--- START OF Excerpt ---

That is not how pawn shops work. They are places of short term loans based on property. you bring in something of value, like a bass guitar, and get a loan of money for some part of the value. (often half of what the owners thinks they can sell the item for) You have a set time to pay back the loan or you give up the collateral item. The pawn shop then sells the item. This is not like a second hand store or good-will. They are not going to buy junk they do not think they can sell. That there are 22 bass guitars tells me they do sell them because they would not take them as collateral if they could not. (Likely to 15 year old boys trying to impress 14 year old girls?)

Pawn brokers make their money off the fee charged for the loan and the sale of collateral on items not paid off. They prey off the lowest income people in desperate need of cash but who are blocked from the check cashing companies. (some states limit the number of checks you can cash per year, or people who don't have bank accounts)

Many times you find lots of items in the pawn shop because they are not legally obtained by the person who brought them to the pawn shop. St. Louis Mayor Slay has called for a national law to fight the crime of steeling iPods, iPhones, iPads, and other Apple products. (http://stlouis-mo.gov/government/departments/mayor/news/Mayor-Alderman-p...) Mayor Blooberg of NYC claims NYC's increasing crime is due to Apple products and echoed Slay's call for federal laws preventing anyone from selling second hand iThings with out being put into a data base.

The pawn shop owners, like to live in that gray area of "following the law" but taking for sale things that a reasonable person would question as being stolen property. But hey, when you're looting the pockets of the poor, why care about things like that.

--- END OF Excerpt ---
--- START OF Data ---

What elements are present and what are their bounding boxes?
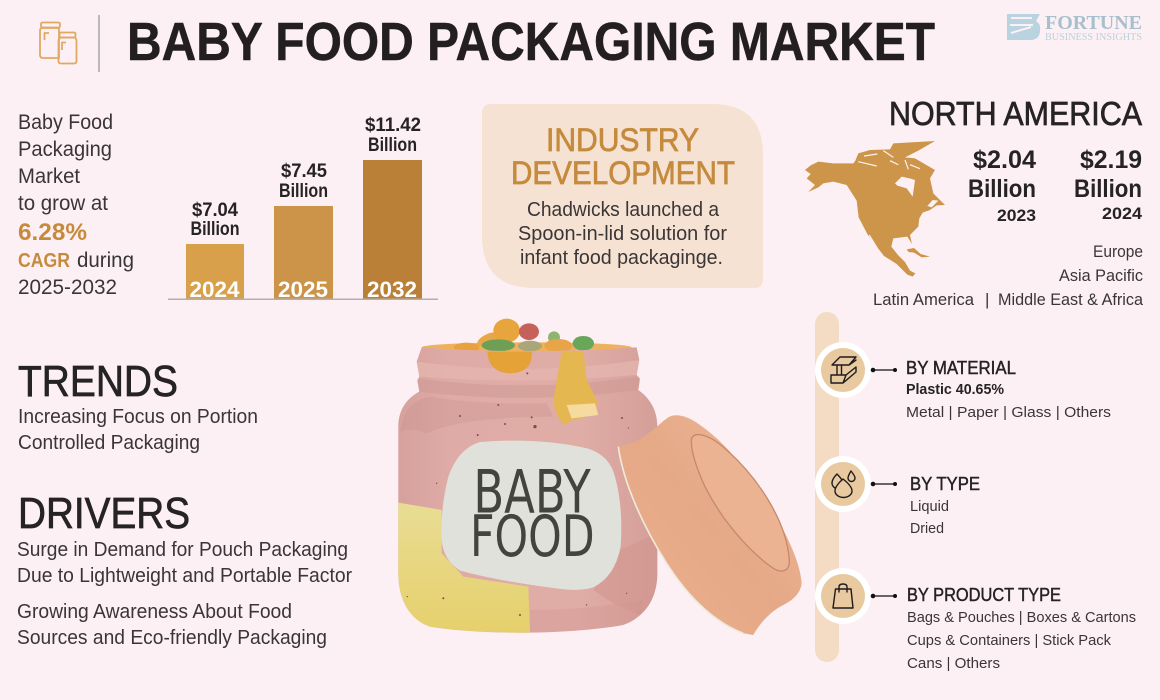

--- END OF Data ---

Exercise details: Copy out the pawn shop comment in full, word for word. The listing isn't required for this.

Answer to the task:
That is not how pawn shops work. They are places of short term loans based on property. you bring in something of value, like a bass guitar, and get a loan of money for some part of the value. (often half of what the owners thinks they can sell the item for) You have a set time to pay back the loan or you give up the collateral item. The pawn shop then sells the item. This is not like a second hand store or good-will. They are not going to buy junk they do not think they can sell. That there are 22 bass guitars tells me they do sell them because they would not take them as collateral if they could not. (Likely to 15 year old boys trying to impress 14 year old girls?)

Pawn brokers make their money off the fee charged for the loan and the sale of collateral on items not paid off. They prey off the lowest income people in desperate need of cash but who are blocked from the check cashing companies. (some states limit the number of checks you can cash per year, or people who don't have bank accounts)

Many times you find lots of items in the pawn shop because they are not legally obtained by the person who brought them to the pawn shop. St. Louis Mayor Slay has called for a national law to fight the crime of steeling iPods, iPhones, iPads, and other Apple products. (http://stlouis-mo.gov/government/departments/mayor/news/Mayor-Alderman-p...) Mayor Blooberg of NYC claims NYC's increasing crime is due to Apple products and echoed Slay's call for federal laws preventing anyone from selling second hand iThings with out being put into a data base.

The pawn shop owners, like to live in that gray area of "following the law" but taking for sale things that a reasonable person would question as being stolen property. But hey, when you're looting the pockets of the poor, why care about things like that.